> [EXERCISE GOAL]:
Pull out every line in the data that has the string "reviews" in it.

> [TASK INPUTS]:
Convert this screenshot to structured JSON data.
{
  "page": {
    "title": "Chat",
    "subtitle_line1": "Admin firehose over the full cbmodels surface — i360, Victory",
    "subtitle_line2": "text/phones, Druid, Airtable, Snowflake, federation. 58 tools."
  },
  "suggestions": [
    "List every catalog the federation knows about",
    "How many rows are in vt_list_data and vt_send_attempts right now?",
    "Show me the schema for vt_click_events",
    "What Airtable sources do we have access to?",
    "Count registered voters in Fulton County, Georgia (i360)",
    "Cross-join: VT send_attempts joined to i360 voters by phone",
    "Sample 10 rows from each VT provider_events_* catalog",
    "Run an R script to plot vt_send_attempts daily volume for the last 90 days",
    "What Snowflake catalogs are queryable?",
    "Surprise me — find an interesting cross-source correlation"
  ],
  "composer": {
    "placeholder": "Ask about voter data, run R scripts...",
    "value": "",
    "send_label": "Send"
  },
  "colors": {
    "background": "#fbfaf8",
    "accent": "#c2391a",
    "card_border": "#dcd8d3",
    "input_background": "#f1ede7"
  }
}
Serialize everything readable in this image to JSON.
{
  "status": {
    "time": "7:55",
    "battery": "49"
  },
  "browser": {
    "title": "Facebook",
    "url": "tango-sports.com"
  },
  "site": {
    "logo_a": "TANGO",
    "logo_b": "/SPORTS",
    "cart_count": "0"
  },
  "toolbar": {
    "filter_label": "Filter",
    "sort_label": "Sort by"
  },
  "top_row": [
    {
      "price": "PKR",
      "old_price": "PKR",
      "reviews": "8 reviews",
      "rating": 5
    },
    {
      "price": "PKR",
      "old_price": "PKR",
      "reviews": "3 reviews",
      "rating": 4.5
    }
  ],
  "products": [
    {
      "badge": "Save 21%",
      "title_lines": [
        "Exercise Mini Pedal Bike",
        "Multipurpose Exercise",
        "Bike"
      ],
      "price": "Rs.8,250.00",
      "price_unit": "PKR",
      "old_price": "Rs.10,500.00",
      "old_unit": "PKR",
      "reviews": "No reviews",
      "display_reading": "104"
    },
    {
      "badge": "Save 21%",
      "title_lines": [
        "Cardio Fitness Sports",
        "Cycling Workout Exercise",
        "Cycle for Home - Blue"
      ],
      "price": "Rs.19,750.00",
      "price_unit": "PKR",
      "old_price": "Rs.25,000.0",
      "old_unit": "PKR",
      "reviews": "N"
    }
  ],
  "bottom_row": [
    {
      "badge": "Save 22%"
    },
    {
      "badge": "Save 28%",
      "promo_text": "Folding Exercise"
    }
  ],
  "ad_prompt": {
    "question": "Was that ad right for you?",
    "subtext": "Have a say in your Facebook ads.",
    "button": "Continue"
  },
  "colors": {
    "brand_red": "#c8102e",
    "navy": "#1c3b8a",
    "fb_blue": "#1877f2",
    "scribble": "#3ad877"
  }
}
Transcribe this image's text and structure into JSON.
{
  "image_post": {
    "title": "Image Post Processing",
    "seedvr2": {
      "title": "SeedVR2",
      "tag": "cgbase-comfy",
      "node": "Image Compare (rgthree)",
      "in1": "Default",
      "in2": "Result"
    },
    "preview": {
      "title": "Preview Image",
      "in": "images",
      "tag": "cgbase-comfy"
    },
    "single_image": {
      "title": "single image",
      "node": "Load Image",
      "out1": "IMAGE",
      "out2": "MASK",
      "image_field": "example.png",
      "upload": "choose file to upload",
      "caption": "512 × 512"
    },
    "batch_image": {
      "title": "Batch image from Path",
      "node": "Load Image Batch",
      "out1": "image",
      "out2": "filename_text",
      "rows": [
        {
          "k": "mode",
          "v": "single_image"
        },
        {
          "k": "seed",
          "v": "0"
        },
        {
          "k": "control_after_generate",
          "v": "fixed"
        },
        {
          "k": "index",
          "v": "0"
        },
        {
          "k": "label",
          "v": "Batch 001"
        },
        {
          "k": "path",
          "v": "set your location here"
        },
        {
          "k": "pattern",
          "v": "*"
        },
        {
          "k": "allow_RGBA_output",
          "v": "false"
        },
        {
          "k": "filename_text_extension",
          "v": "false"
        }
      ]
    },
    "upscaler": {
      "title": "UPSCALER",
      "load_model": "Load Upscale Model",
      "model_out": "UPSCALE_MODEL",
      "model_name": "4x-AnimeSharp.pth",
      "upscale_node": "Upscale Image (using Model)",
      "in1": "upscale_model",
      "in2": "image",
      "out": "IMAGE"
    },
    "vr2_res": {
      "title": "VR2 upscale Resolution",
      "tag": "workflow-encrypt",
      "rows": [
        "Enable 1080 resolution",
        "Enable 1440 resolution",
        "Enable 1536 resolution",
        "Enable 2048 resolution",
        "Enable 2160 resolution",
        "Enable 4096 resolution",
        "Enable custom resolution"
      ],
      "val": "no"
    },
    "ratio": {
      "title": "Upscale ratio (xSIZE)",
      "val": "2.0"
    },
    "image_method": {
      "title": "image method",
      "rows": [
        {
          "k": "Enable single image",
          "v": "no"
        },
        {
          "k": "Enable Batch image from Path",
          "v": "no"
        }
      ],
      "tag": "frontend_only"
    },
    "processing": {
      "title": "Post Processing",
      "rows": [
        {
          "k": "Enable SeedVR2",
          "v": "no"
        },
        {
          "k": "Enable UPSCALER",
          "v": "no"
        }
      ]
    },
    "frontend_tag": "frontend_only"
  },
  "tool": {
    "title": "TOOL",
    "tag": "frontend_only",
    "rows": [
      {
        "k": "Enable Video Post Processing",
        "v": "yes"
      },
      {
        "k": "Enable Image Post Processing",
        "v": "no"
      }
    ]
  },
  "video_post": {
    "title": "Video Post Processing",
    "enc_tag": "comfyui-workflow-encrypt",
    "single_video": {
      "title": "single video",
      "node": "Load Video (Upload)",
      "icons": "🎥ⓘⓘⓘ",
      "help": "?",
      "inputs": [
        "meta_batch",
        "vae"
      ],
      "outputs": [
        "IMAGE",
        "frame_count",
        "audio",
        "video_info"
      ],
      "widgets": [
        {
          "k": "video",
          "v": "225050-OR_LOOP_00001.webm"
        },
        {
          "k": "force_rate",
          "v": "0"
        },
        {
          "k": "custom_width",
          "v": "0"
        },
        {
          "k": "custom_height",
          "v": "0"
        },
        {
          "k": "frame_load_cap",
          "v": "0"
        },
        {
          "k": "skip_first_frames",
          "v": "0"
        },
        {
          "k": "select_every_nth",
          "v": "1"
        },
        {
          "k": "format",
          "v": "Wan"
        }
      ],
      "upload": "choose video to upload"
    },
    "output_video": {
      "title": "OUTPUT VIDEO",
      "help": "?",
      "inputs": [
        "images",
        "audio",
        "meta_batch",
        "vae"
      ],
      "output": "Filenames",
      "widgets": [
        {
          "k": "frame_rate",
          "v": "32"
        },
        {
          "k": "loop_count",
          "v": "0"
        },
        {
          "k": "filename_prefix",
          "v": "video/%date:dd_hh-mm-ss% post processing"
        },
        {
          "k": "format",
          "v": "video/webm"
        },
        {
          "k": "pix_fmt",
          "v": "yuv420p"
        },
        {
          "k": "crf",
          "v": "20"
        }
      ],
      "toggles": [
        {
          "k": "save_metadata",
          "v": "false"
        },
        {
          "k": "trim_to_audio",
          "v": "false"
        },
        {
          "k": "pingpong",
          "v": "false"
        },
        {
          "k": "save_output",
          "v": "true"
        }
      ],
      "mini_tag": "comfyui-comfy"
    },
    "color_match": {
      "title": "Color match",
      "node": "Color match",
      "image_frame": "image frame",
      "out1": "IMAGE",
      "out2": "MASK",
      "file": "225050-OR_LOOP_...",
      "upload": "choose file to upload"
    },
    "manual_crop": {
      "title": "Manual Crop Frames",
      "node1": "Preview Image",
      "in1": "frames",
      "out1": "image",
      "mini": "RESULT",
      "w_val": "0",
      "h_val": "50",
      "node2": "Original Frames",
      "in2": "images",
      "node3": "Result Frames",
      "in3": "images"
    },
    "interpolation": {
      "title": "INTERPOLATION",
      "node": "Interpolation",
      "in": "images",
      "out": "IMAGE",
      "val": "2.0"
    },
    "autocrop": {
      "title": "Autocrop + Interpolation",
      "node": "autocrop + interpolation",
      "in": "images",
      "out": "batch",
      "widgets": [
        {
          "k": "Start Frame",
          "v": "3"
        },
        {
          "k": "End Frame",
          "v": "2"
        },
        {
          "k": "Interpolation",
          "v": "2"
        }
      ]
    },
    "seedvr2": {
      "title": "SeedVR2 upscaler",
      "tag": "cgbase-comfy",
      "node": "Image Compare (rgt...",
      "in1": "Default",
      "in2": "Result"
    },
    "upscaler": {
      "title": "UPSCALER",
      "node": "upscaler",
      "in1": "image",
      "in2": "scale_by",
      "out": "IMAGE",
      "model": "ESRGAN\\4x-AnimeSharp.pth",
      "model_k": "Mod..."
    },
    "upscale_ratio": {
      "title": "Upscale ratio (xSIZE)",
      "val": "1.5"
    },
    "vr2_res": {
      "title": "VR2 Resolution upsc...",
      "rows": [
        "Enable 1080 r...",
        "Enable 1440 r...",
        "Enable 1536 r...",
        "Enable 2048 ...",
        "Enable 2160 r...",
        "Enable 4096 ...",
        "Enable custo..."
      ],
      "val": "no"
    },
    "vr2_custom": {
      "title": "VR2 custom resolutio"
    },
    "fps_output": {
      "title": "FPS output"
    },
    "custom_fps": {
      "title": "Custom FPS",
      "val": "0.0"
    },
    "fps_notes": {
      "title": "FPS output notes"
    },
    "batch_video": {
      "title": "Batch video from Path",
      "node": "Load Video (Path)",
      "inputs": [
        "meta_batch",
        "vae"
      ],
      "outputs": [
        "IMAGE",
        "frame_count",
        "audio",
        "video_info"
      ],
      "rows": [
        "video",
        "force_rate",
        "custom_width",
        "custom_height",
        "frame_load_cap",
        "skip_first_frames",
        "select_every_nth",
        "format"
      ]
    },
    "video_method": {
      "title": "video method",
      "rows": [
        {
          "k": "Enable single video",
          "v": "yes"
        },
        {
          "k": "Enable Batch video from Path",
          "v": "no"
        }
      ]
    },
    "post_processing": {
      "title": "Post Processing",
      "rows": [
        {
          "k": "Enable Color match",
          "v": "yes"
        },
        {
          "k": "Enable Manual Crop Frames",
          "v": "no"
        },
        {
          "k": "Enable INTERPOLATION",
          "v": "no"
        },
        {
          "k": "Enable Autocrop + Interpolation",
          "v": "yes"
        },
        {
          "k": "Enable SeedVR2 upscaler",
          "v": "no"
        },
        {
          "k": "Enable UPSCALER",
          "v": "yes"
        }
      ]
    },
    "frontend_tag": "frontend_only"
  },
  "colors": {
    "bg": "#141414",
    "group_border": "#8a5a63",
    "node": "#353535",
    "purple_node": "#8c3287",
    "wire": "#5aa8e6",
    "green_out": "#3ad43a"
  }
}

> [RESPONSE TO THE EXERCISE]:
      "reviews": "8 reviews",
      "reviews": "3 reviews",
      "reviews": "No reviews",
      "reviews": "N"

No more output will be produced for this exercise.